** Requirement **
From the listing below, extract every line in which the word "personal" appears.

** Data for this task **
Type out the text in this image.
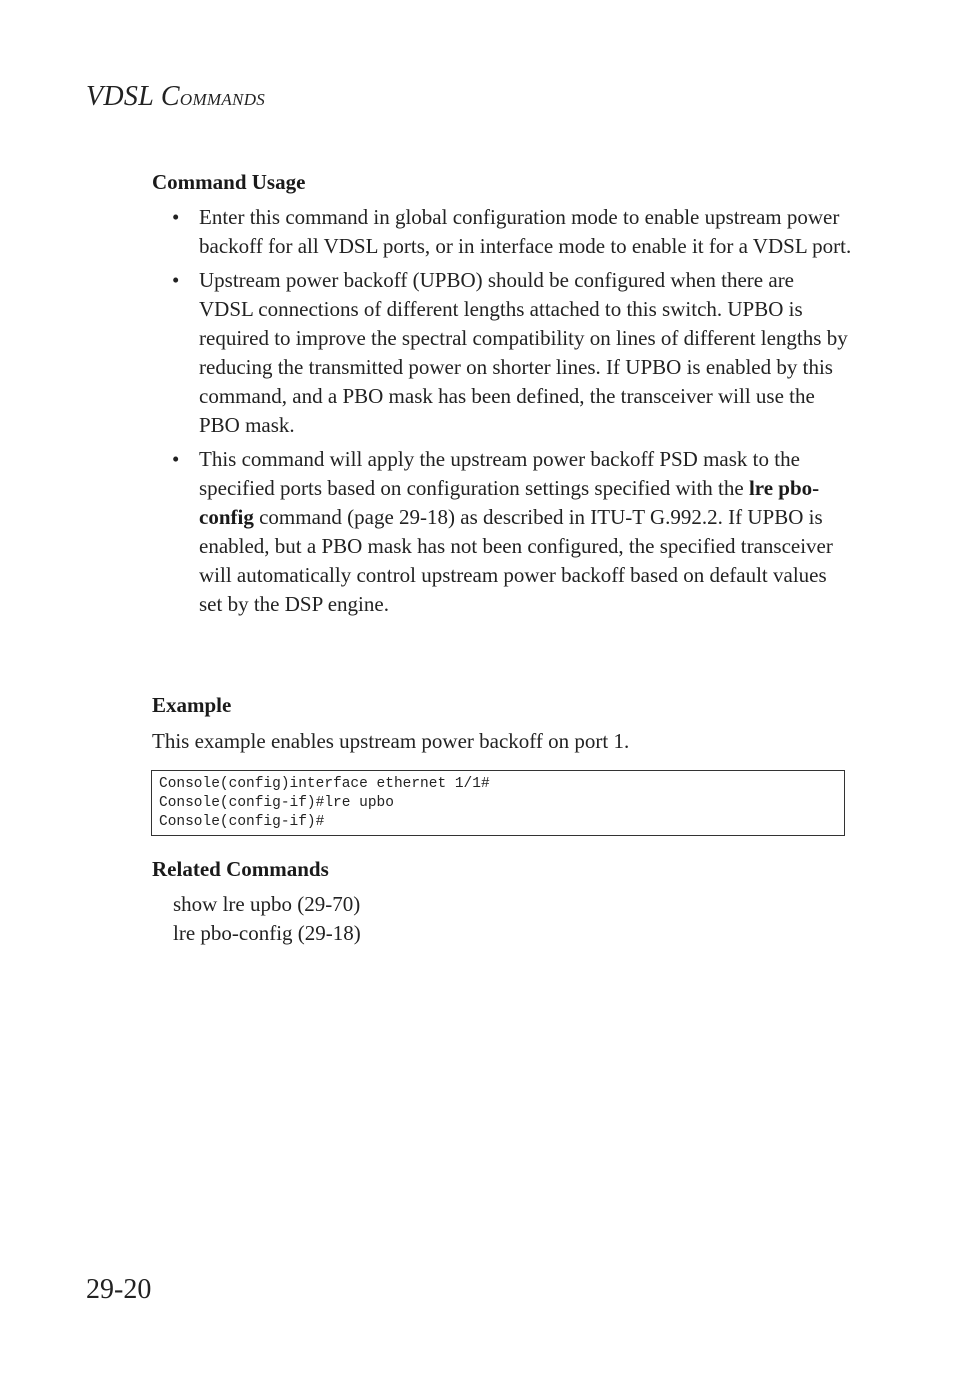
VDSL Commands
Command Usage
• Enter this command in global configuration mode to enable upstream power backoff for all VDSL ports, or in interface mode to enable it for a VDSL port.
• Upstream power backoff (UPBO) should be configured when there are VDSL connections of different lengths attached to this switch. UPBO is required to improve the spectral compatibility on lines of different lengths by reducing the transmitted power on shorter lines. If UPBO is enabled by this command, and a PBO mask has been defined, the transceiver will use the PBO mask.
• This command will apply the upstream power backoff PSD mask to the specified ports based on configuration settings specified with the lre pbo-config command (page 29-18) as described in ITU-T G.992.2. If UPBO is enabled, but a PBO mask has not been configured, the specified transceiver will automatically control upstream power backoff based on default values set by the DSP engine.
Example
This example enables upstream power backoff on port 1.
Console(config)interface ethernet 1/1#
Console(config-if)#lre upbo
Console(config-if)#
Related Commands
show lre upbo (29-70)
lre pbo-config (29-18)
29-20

---

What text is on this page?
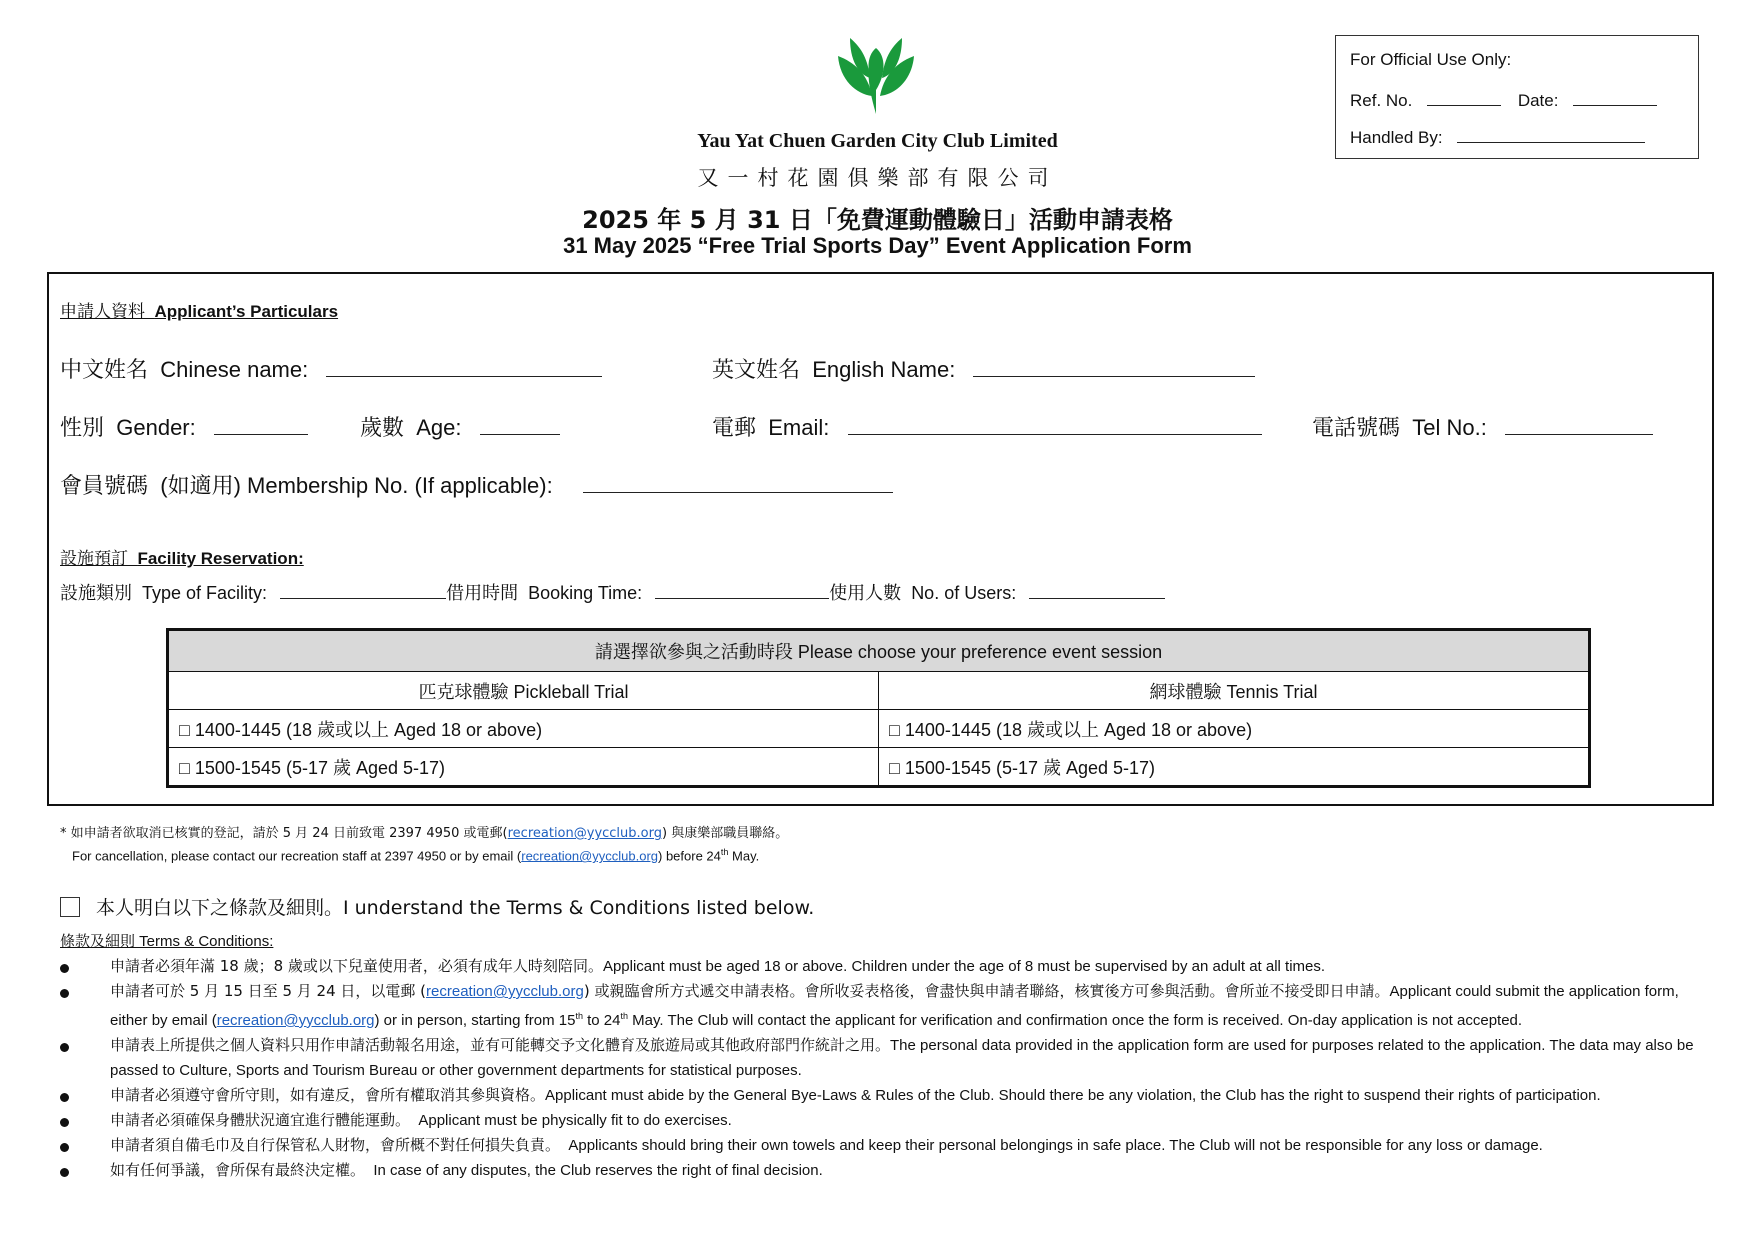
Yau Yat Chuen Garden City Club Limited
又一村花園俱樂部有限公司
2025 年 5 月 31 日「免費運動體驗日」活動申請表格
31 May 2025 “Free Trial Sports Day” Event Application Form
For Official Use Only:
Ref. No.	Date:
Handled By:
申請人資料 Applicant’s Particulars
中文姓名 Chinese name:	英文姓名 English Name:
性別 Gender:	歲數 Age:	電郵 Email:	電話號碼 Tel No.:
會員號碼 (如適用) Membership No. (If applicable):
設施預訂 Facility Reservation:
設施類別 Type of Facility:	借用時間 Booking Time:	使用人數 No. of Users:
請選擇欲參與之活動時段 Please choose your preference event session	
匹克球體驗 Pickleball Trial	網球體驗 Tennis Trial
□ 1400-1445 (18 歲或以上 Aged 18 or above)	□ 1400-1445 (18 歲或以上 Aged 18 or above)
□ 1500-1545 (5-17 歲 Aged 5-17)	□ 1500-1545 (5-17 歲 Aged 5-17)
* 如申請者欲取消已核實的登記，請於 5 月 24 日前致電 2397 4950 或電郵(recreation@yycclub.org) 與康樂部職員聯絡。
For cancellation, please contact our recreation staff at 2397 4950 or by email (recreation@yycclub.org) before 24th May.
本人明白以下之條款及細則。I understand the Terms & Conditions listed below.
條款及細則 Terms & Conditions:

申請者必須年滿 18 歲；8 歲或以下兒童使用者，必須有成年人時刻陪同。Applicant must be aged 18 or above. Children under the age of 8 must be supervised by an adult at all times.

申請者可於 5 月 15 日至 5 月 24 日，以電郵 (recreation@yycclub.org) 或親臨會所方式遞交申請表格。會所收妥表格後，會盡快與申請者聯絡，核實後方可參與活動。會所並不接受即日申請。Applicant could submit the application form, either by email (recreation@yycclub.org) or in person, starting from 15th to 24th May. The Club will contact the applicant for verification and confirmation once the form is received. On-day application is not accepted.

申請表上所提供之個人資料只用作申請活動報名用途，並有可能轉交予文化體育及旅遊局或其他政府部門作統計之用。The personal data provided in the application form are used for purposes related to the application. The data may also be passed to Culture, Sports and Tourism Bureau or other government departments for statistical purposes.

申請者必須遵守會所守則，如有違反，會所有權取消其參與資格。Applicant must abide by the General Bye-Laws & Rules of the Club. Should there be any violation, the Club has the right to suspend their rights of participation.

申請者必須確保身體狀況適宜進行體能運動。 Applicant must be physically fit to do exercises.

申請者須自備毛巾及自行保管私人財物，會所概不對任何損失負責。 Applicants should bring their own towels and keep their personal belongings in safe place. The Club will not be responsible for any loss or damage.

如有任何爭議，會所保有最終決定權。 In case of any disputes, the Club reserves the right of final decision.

** Full solution **
申請表上所提供之個人資料只用作申請活動報名用途，並有可能轉交予文化體育及旅遊局或其他政府部門作統計之用。The personal data provided in the application form are used for purposes related to the application. The data may also be passed to Culture, Sports and Tourism Bureau or other government departments for statistical purposes.
申請者須自備毛巾及自行保管私人財物，會所概不對任何損失負責。 Applicants should bring their own towels and keep their personal belongings in safe place. The Club will not be responsible for any loss or damage.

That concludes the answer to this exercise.